La Caravelle de MarcheprimeVendredi 25 novembre 2022

La Caravelle de Marcheprime a mis le cap au sud. Partis de Camargue en direction de l’Andalousie, le capitaine Winsberg et son équipage y proposent un voyage musical et visuel.

20 ans déjà, 20 ans, le bel âge aussi. En 2001, à la sortie du premier album de ce qui deviendra un triptyque sonore original, Louis Winsberg, le guitariste du mythique groupe Sixun, avait créé un nouveau style. Fusion de flamenco et de jazz, Jaleo est un kaléidoscope de styles affectionnés par Winsberg, chercheur de sons à l’insatiable curiosité.

Auparavant, « La danse du vente », puis « Marseille » et « Gipsy eyes » (Avec Antonio El Titi et Rocky Gresset) avaient définitivement montré le gout de Louis pour ces musiques traditionnelles méditerranéennes, empreintes d’âmes et d’histoire(s).

▶ **Lignes fournies**:
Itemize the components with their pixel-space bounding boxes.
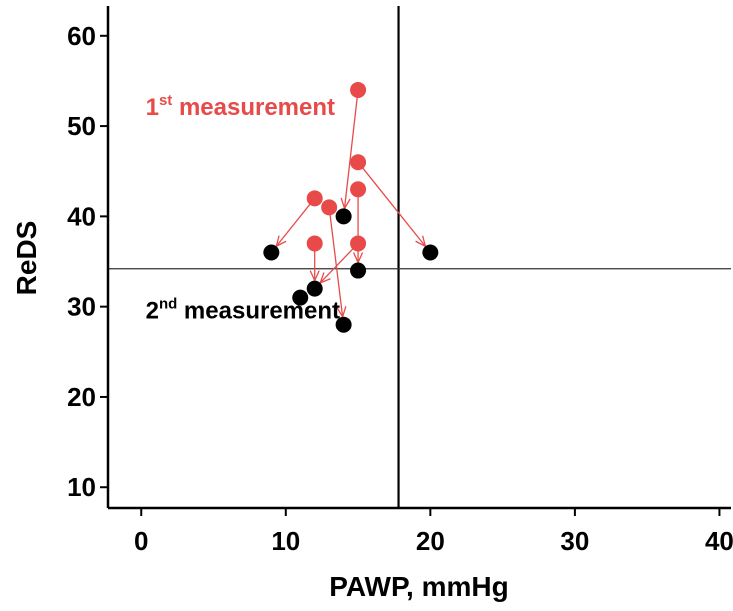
y-tick-label: 30 bbox=[67, 292, 96, 322]
first-measurement-point bbox=[350, 81, 367, 98]
second-measurement-point bbox=[263, 244, 280, 261]
second-measurement-text: measurement bbox=[177, 297, 340, 324]
second-measurement-point bbox=[422, 244, 439, 261]
y-tick-label: 60 bbox=[67, 21, 96, 51]
second-measurement-num: 2 bbox=[146, 297, 159, 324]
arrow-line bbox=[319, 243, 359, 284]
axes bbox=[106, 6, 731, 510]
x-tick-label: 10 bbox=[271, 526, 300, 556]
first-measurement-point bbox=[306, 190, 323, 207]
y-tick-label: 20 bbox=[67, 382, 96, 412]
second-measurement-label: 2nd measurement bbox=[146, 295, 340, 324]
arrow-line bbox=[328, 207, 344, 317]
first-measurement-point bbox=[350, 181, 367, 198]
y-tick-label: 40 bbox=[67, 201, 96, 231]
arrows-layer bbox=[275, 89, 427, 319]
first-measurement-point bbox=[321, 199, 338, 216]
first-measurement-num: 1 bbox=[146, 94, 159, 121]
first-measurement-point bbox=[306, 235, 323, 252]
y-tick-label: 50 bbox=[67, 111, 96, 141]
x-tick-label: 20 bbox=[416, 526, 445, 556]
x-axis-title: PAWP, mmHg bbox=[329, 571, 508, 602]
x-tick-label: 30 bbox=[560, 526, 589, 556]
first-measurement-text: measurement bbox=[172, 94, 335, 121]
points-layer bbox=[263, 81, 439, 333]
second-measurement-point bbox=[292, 289, 309, 306]
arrow-line bbox=[357, 161, 426, 247]
second-measurement-point bbox=[335, 316, 352, 333]
arrow-line bbox=[343, 89, 359, 209]
first-measurement-label: 1st measurement bbox=[146, 92, 335, 121]
second-measurement-point bbox=[335, 208, 352, 225]
arrow-line bbox=[275, 197, 316, 247]
ticks-layer: 0 10 20 30 40 10 20 30 40 50 60 bbox=[67, 21, 733, 556]
first-measurement-point bbox=[350, 154, 367, 171]
first-measurement-sup: st bbox=[159, 92, 172, 109]
y-axis-title: ReDS bbox=[11, 221, 42, 296]
y-tick-label: 10 bbox=[67, 472, 96, 502]
second-measurement-point bbox=[350, 262, 367, 279]
first-measurement-point bbox=[350, 235, 367, 252]
second-measurement-sup: nd bbox=[159, 295, 177, 312]
reference-lines bbox=[108, 6, 731, 508]
second-measurement-point bbox=[306, 280, 323, 297]
x-tick-label: 0 bbox=[134, 526, 148, 556]
x-tick-label: 40 bbox=[705, 526, 733, 556]
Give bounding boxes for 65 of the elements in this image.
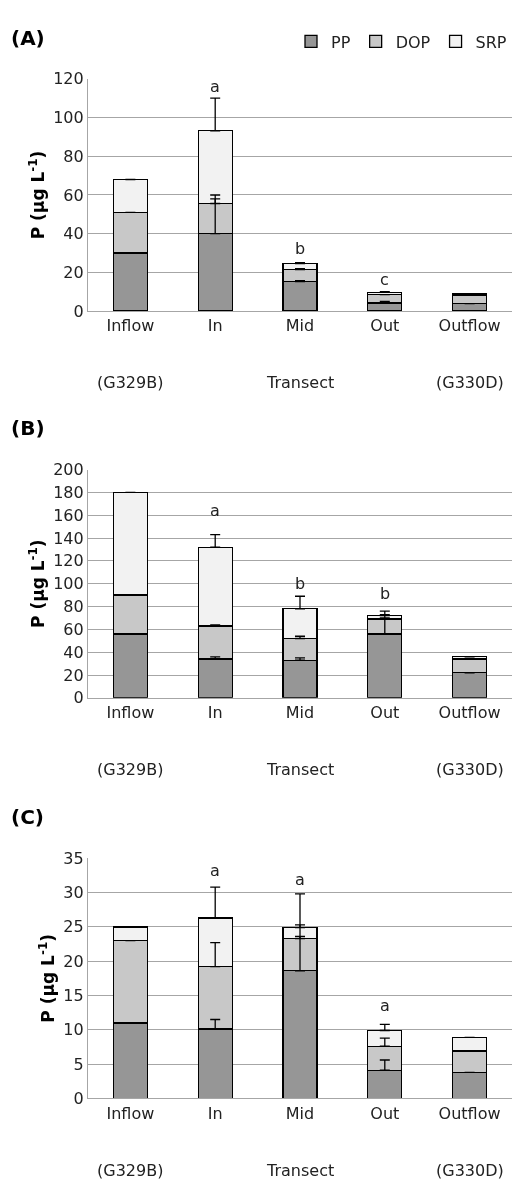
- text: Transect: [266, 373, 335, 392]
- y-tick-label: 35: [63, 848, 84, 868]
- annotation: a: [210, 501, 220, 520]
- y-tick-label: 20: [63, 951, 84, 971]
- x-tick-label: Out: [370, 1103, 400, 1123]
- y-tick-label: 0: [73, 301, 84, 321]
- y-tick-label: 80: [63, 146, 84, 166]
- annotation: b: [295, 574, 306, 593]
- y-tick-label: 140: [53, 528, 84, 548]
- y-tick-label: 60: [63, 185, 84, 205]
- y-tick-label: 100: [53, 574, 84, 594]
- x-tick-label: In: [207, 703, 223, 723]
- text: (G329B): [97, 1161, 164, 1180]
- y-tick-label: 30: [63, 883, 84, 903]
- y-tick-label: 80: [63, 597, 84, 617]
- text: (G330D): [436, 1161, 504, 1180]
- x-tick-label: Out: [370, 316, 400, 336]
- legend-label: DOP: [395, 32, 431, 52]
- chart-title: (A): [11, 26, 45, 50]
- x-tick-label: Inflow: [106, 316, 155, 336]
- y-tick-label: 40: [63, 642, 84, 662]
- y-tick-label: 10: [63, 1020, 84, 1040]
- y-tick-label: 160: [53, 505, 84, 525]
- text: (G330D): [436, 760, 504, 779]
- text: (G330D): [436, 373, 504, 392]
- text: (G329B): [97, 760, 164, 779]
- y-tick-label: 40: [63, 224, 84, 244]
- y-tick-label: 180: [53, 482, 84, 502]
- annotation: b: [380, 584, 391, 603]
- x-tick-label: Outflow: [438, 1103, 501, 1123]
- y-tick-label: 0: [73, 688, 84, 708]
- y-tick-label: 25: [63, 917, 84, 937]
- text: Transect: [266, 760, 335, 779]
- text: Transect: [266, 1161, 335, 1180]
- y-tick-label: 15: [63, 986, 84, 1006]
- x-tick-label: Inflow: [106, 703, 155, 723]
- annotation: a: [380, 996, 390, 1015]
- annotation: a: [210, 861, 220, 880]
- x-tick-label: In: [207, 1103, 223, 1123]
- chart-title: (B): [11, 416, 45, 440]
- legend-label: SRP: [475, 32, 507, 52]
- y-tick-label: 60: [63, 619, 84, 639]
- x-tick-label: Mid: [285, 1103, 315, 1123]
- x-tick-label: Mid: [285, 316, 315, 336]
- y-tick-label: 200: [53, 460, 84, 480]
- x-tick-label: Out: [370, 703, 400, 723]
- annotation: a: [210, 77, 220, 96]
- legend-label: PP: [331, 32, 351, 52]
- annotation: c: [380, 270, 389, 289]
- annotation: b: [295, 239, 306, 258]
- y-tick-label: 20: [63, 263, 84, 283]
- y-tick-label: 20: [63, 665, 84, 685]
- y-tick-label: 120: [53, 551, 84, 571]
- x-tick-label: Mid: [285, 703, 315, 723]
- text: (G329B): [97, 373, 164, 392]
- x-tick-label: In: [207, 316, 223, 336]
- annotation: a: [295, 870, 305, 889]
- y-tick-label: 100: [53, 108, 84, 128]
- y-tick-label: 0: [73, 1089, 84, 1108]
- y-tick-label: 5: [73, 1054, 84, 1074]
- chart-title: (C): [11, 805, 44, 829]
- x-tick-label: Inflow: [106, 1103, 155, 1123]
- x-tick-label: Outflow: [438, 703, 501, 723]
- y-tick-label: 120: [53, 69, 84, 89]
- x-tick-label: Outflow: [438, 316, 501, 336]
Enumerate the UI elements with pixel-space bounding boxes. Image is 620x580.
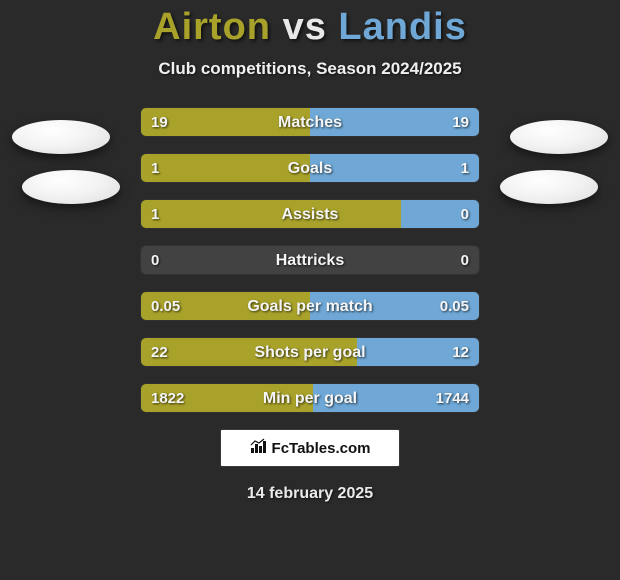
source-text: FcTables.com [272, 440, 371, 457]
subtitle: Club competitions, Season 2024/2025 [0, 59, 620, 79]
stat-row: 19Matches19 [140, 107, 480, 137]
stat-row: 1822Min per goal1744 [140, 383, 480, 413]
date-label: 14 february 2025 [0, 485, 620, 503]
stat-value-right: 0.05 [440, 292, 469, 321]
stat-label: Min per goal [141, 384, 479, 413]
stat-label: Goals per match [141, 292, 479, 321]
source-badge[interactable]: FcTables.com [220, 429, 400, 467]
player2-avatar-bottom [500, 170, 598, 204]
stat-row: 0Hattricks0 [140, 245, 480, 275]
stat-row: 1Goals1 [140, 153, 480, 183]
stat-row: 1Assists0 [140, 199, 480, 229]
player1-avatar-top [12, 120, 110, 154]
player2-avatar-top [510, 120, 608, 154]
stat-label: Assists [141, 200, 479, 229]
stat-value-right: 1 [461, 154, 469, 183]
comparison-title: Airton vs Landis [0, 0, 620, 49]
stat-value-right: 0 [461, 246, 469, 275]
stat-value-right: 0 [461, 200, 469, 229]
stat-row: 0.05Goals per match0.05 [140, 291, 480, 321]
stat-value-right: 1744 [436, 384, 469, 413]
stats-container: 19Matches191Goals11Assists00Hattricks00.… [140, 107, 480, 413]
stat-label: Matches [141, 108, 479, 137]
stat-row: 22Shots per goal12 [140, 337, 480, 367]
stat-value-right: 19 [452, 108, 469, 137]
chart-icon [250, 438, 268, 459]
stat-label: Shots per goal [141, 338, 479, 367]
stat-value-right: 12 [452, 338, 469, 367]
player1-name: Airton [153, 6, 271, 48]
vs-label: vs [283, 6, 327, 48]
stat-label: Hattricks [141, 246, 479, 275]
player1-avatar-bottom [22, 170, 120, 204]
stat-label: Goals [141, 154, 479, 183]
player2-name: Landis [338, 6, 466, 48]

▶ **Consigne**:
D'après la page sur La Caravelle de Marcheprime :
(a) De quelle région le capitaine Winsberg et son équipage sont-ils partis ?
(b) En quelle année le premier album de Jaleo est-il sorti ?
(c) De quel groupe Louis Winsberg est-il le guitariste ?

▶ **Réponse**:
(a) De Camargue.
(b) En 2001.
(c) Du groupe Sixun.